= YOUR OBJECTIVE =
Read the listing and extract each line that includes the word "none".

= GIVEN RECORDS =

* * *

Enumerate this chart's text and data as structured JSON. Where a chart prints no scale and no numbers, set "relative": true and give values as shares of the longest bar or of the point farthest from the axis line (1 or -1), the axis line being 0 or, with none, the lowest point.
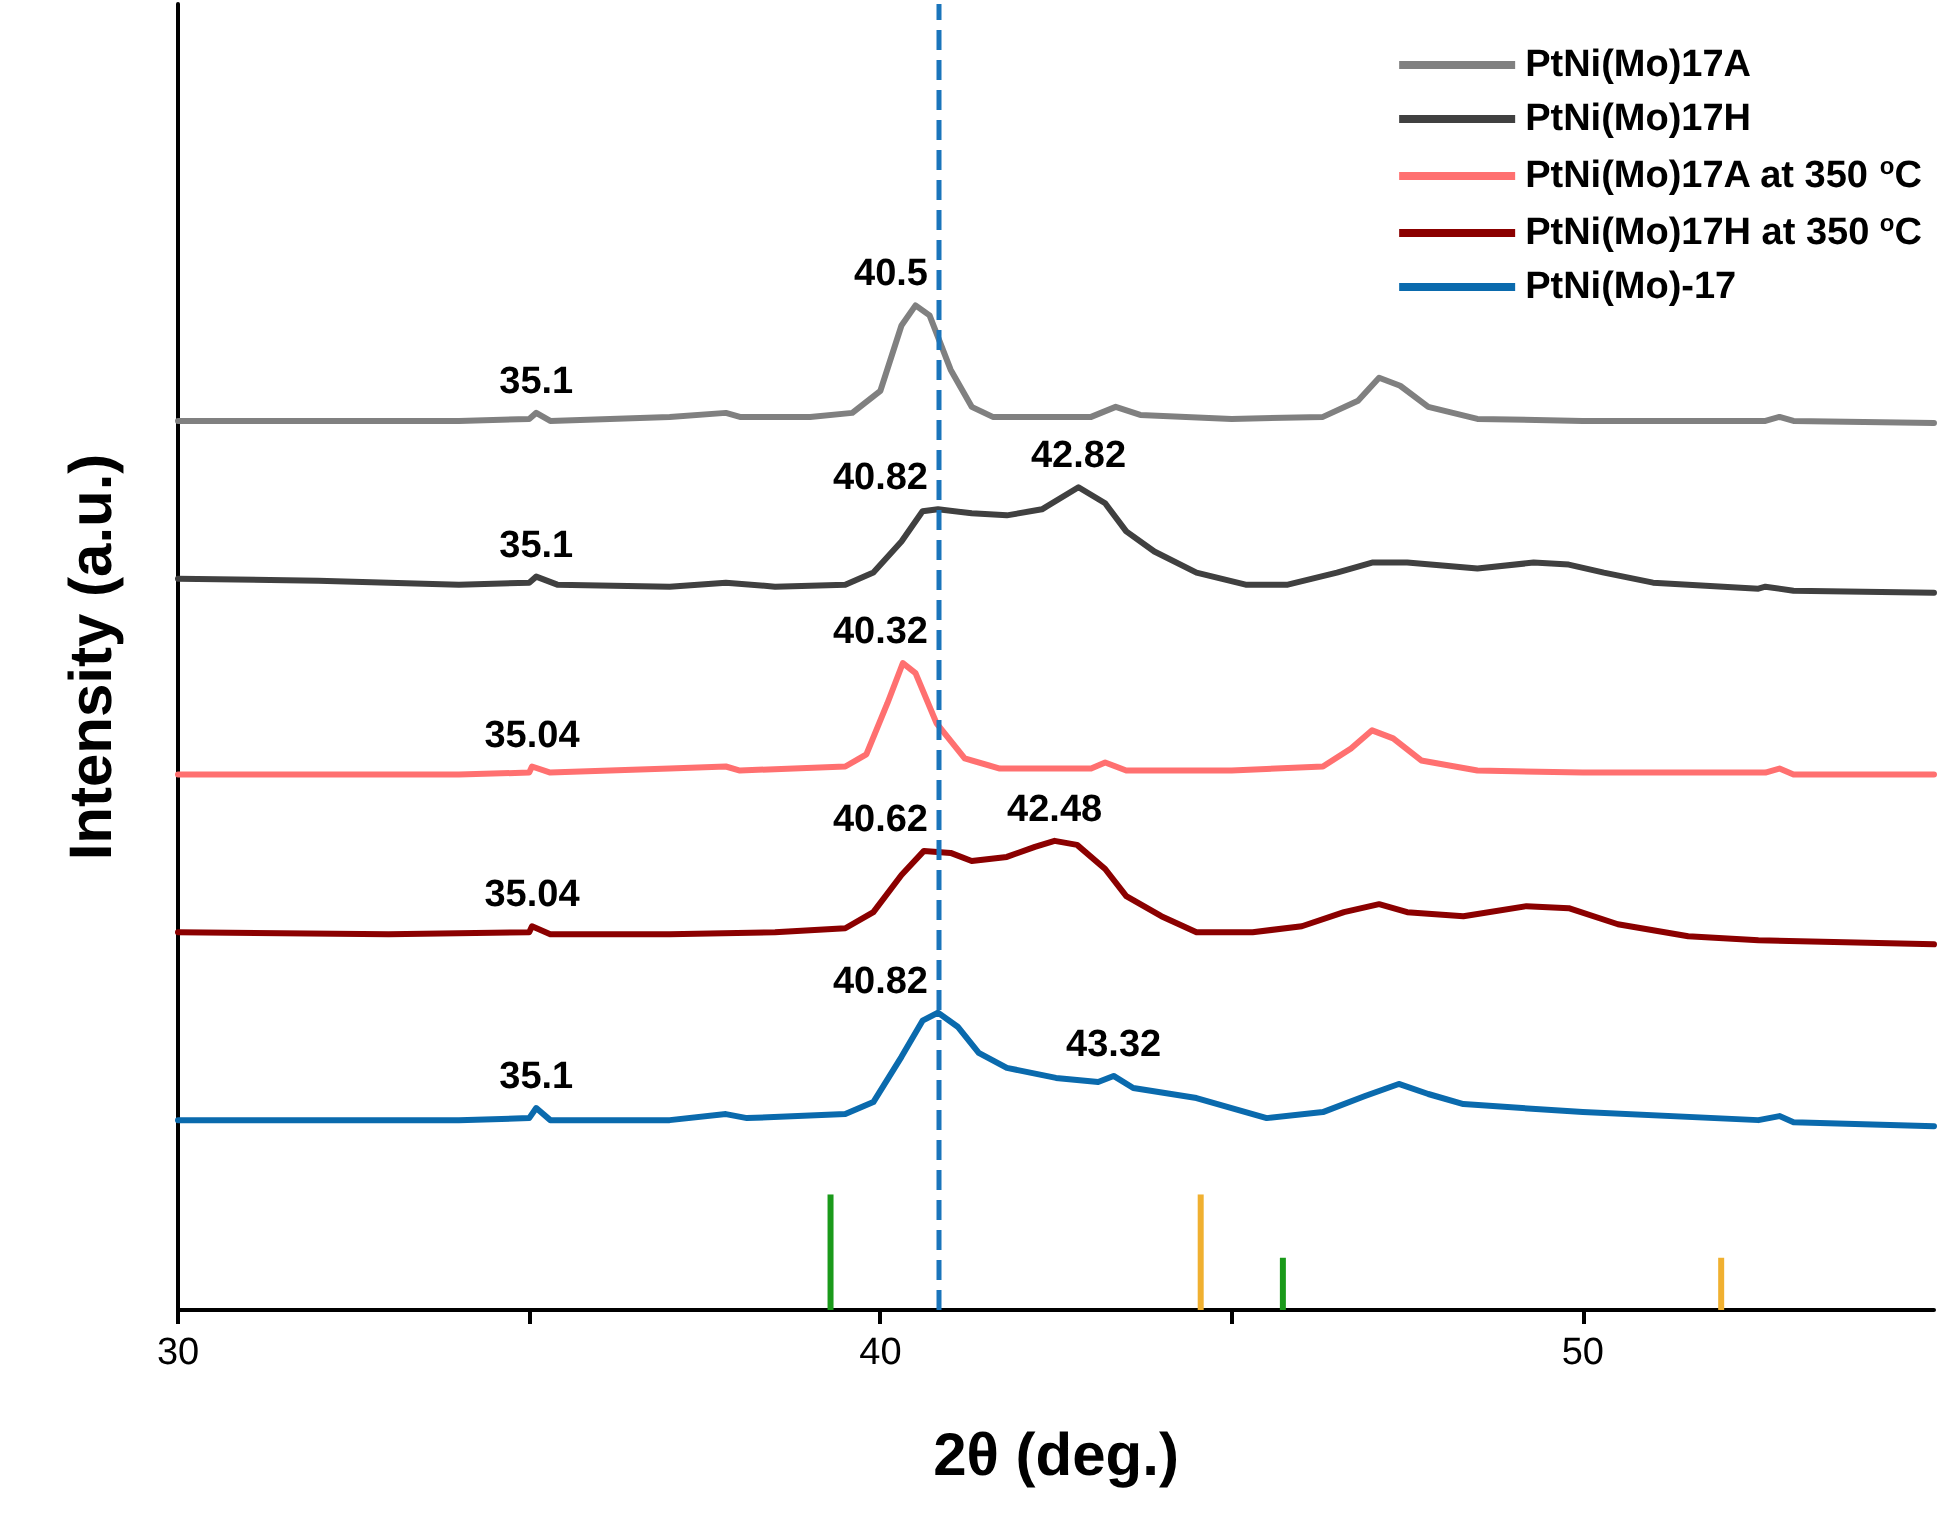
{
  "chart_data": {
    "type": "line",
    "relative": true,
    "xlabel": "2θ (deg.)",
    "ylabel": "Intensity (a.u.)",
    "xlim": [
      30,
      55
    ],
    "xticks": [
      30,
      {
        "value": 35,
        "label": null
      },
      40,
      {
        "value": 45,
        "label": null
      },
      50
    ],
    "legend": "top right",
    "grid": false,
    "marker": "none",
    "line_style": "solid",
    "series": [
      {
        "name": "PtNi(Mo)17A",
        "color": "#808080",
        "x": [
          30,
          34,
          35.0,
          35.1,
          35.3,
          37,
          37.8,
          38,
          39,
          39.6,
          40.0,
          40.3,
          40.5,
          40.7,
          41.0,
          41.3,
          41.6,
          43,
          43.35,
          43.7,
          45,
          46.3,
          46.8,
          47.1,
          47.4,
          47.8,
          48.5,
          50,
          52.6,
          52.8,
          53,
          55
        ],
        "values": [
          0.885,
          0.885,
          0.887,
          0.893,
          0.885,
          0.889,
          0.893,
          0.889,
          0.889,
          0.893,
          0.915,
          0.98,
          1.0,
          0.99,
          0.936,
          0.899,
          0.889,
          0.889,
          0.899,
          0.891,
          0.887,
          0.889,
          0.905,
          0.928,
          0.92,
          0.899,
          0.887,
          0.885,
          0.885,
          0.889,
          0.885,
          0.883
        ]
      },
      {
        "name": "PtNi(Mo)17H",
        "color": "#404040",
        "x": [
          30,
          32,
          34,
          35.0,
          35.1,
          35.4,
          37,
          37.8,
          38.5,
          39.5,
          39.9,
          40.3,
          40.6,
          40.82,
          41.3,
          41.8,
          42.3,
          42.82,
          43.2,
          43.5,
          43.9,
          44.5,
          45.2,
          45.8,
          46.5,
          47.0,
          47.5,
          48.5,
          49.3,
          49.8,
          50.3,
          51,
          52.5,
          52.6,
          53,
          55
        ],
        "values": [
          0.728,
          0.726,
          0.722,
          0.724,
          0.73,
          0.722,
          0.72,
          0.724,
          0.72,
          0.722,
          0.734,
          0.765,
          0.795,
          0.797,
          0.793,
          0.791,
          0.797,
          0.819,
          0.803,
          0.775,
          0.755,
          0.734,
          0.722,
          0.722,
          0.734,
          0.744,
          0.744,
          0.738,
          0.744,
          0.742,
          0.734,
          0.724,
          0.718,
          0.72,
          0.716,
          0.714
        ]
      },
      {
        "name": "PtNi(Mo)17A at 350 $^{o}$C",
        "color": "#ff7070",
        "x": [
          30,
          34,
          35.0,
          35.04,
          35.3,
          37,
          37.8,
          38,
          39.5,
          39.8,
          40.1,
          40.32,
          40.5,
          40.8,
          41.2,
          41.7,
          43,
          43.2,
          43.5,
          45,
          46.3,
          46.7,
          47.0,
          47.3,
          47.7,
          48.5,
          50,
          52.6,
          52.8,
          53,
          55
        ],
        "values": [
          0.533,
          0.533,
          0.535,
          0.541,
          0.535,
          0.539,
          0.541,
          0.537,
          0.541,
          0.553,
          0.604,
          0.644,
          0.634,
          0.584,
          0.549,
          0.539,
          0.539,
          0.545,
          0.537,
          0.537,
          0.541,
          0.559,
          0.577,
          0.569,
          0.547,
          0.537,
          0.535,
          0.535,
          0.539,
          0.533,
          0.533
        ]
      },
      {
        "name": "PtNi(Mo)17H at 350 $^{o}$C",
        "color": "#8b0000",
        "x": [
          30,
          33,
          35.0,
          35.04,
          35.3,
          37,
          38.5,
          39.5,
          39.9,
          40.3,
          40.62,
          41.0,
          41.3,
          41.8,
          42.2,
          42.48,
          42.8,
          43.2,
          43.5,
          44,
          44.5,
          45.3,
          46,
          46.6,
          47.1,
          47.5,
          48.3,
          49.2,
          49.8,
          50.5,
          51.5,
          52.5,
          55
        ],
        "values": [
          0.376,
          0.374,
          0.376,
          0.382,
          0.374,
          0.374,
          0.376,
          0.38,
          0.396,
          0.433,
          0.457,
          0.455,
          0.447,
          0.451,
          0.461,
          0.467,
          0.463,
          0.439,
          0.412,
          0.392,
          0.376,
          0.376,
          0.382,
          0.396,
          0.404,
          0.396,
          0.392,
          0.402,
          0.4,
          0.384,
          0.372,
          0.368,
          0.364
        ]
      },
      {
        "name": "PtNi(Mo)-17",
        "color": "#0a6aad",
        "x": [
          30,
          34,
          35.0,
          35.1,
          35.3,
          37,
          37.8,
          38.1,
          39.5,
          39.9,
          40.3,
          40.6,
          40.82,
          41.1,
          41.4,
          41.8,
          42.5,
          43.1,
          43.32,
          43.6,
          44.5,
          45.5,
          46.3,
          46.9,
          47.38,
          47.8,
          48.3,
          50,
          52.5,
          52.8,
          53,
          55
        ],
        "values": [
          0.189,
          0.189,
          0.191,
          0.201,
          0.189,
          0.189,
          0.195,
          0.191,
          0.195,
          0.207,
          0.252,
          0.288,
          0.296,
          0.282,
          0.256,
          0.241,
          0.231,
          0.227,
          0.233,
          0.221,
          0.211,
          0.191,
          0.197,
          0.213,
          0.225,
          0.215,
          0.205,
          0.197,
          0.189,
          0.193,
          0.187,
          0.183
        ]
      },
      {
        "type": "bar",
        "color": "#1a9a1a",
        "x": [
          39.29,
          45.73
        ],
        "values": [
          0.115,
          0.052
        ]
      },
      {
        "type": "bar",
        "color": "#f0b030",
        "x": [
          44.56,
          51.97
        ],
        "values": [
          0.115,
          0.052
        ]
      }
    ],
    "ref_lines": [
      {
        "axis": "x",
        "value": 40.82,
        "color": "#1a75bb",
        "line_style": "dashed"
      }
    ],
    "annotations": [
      {
        "text": "40.5",
        "x": 40.5,
        "y": 1.0
      },
      {
        "text": "35.1",
        "x": 35.1,
        "y": 0.893
      },
      {
        "text": "40.82",
        "x": 40.82,
        "y": 0.797
      },
      {
        "text": "42.82",
        "x": 42.82,
        "y": 0.819
      },
      {
        "text": "35.1",
        "x": 35.1,
        "y": 0.73
      },
      {
        "text": "40.32",
        "x": 40.32,
        "y": 0.644
      },
      {
        "text": "35.04",
        "x": 35.04,
        "y": 0.541
      },
      {
        "text": "40.62",
        "x": 40.62,
        "y": 0.457
      },
      {
        "text": "42.48",
        "x": 42.48,
        "y": 0.467
      },
      {
        "text": "35.04",
        "x": 35.04,
        "y": 0.382
      },
      {
        "text": "40.82",
        "x": 40.82,
        "y": 0.296
      },
      {
        "text": "43.32",
        "x": 43.32,
        "y": 0.233
      },
      {
        "text": "35.1",
        "x": 35.1,
        "y": 0.201
      }
    ]
  }
}
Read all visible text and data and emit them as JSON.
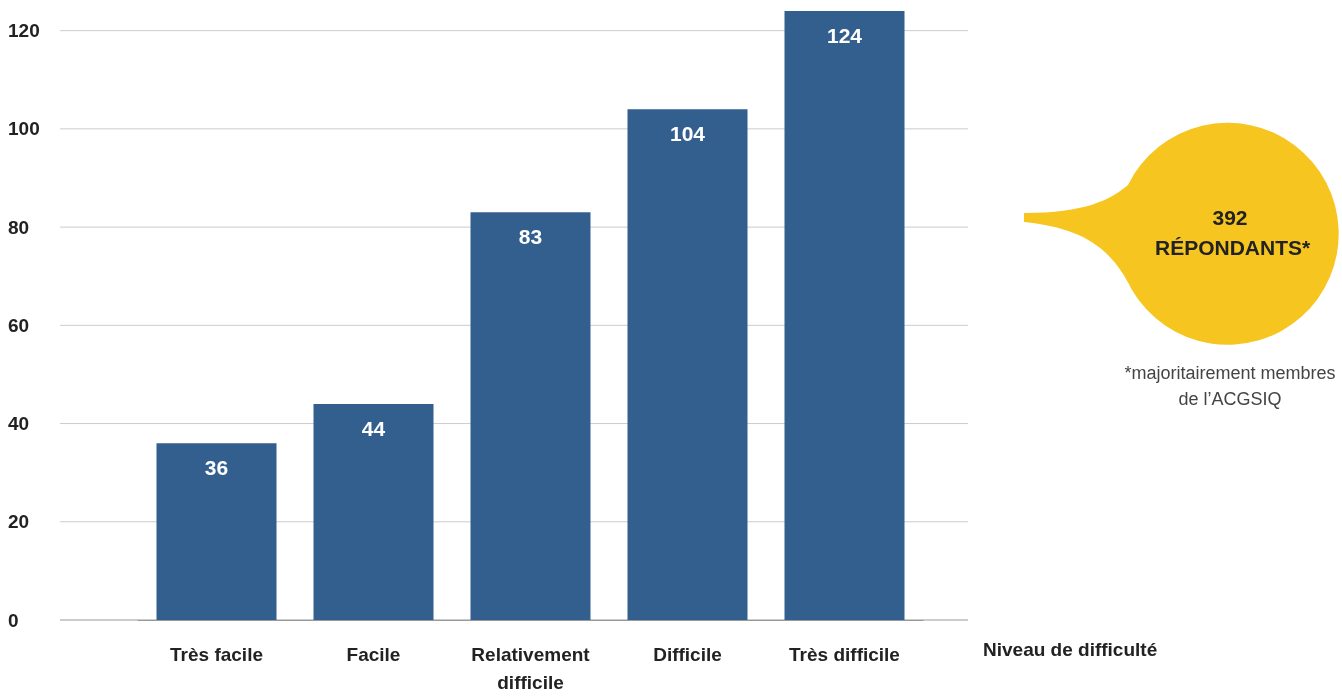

* * *

= THE RESPONSE =
Enumerate this chart's text and data as structured JSON. Where a chart prints no scale and no numbers, set "relative": true and give values as shares of the longest bar or of the point farthest from the axis line (1 or -1), the axis line being 0 or, with none, the lowest point.
    "marker": "none",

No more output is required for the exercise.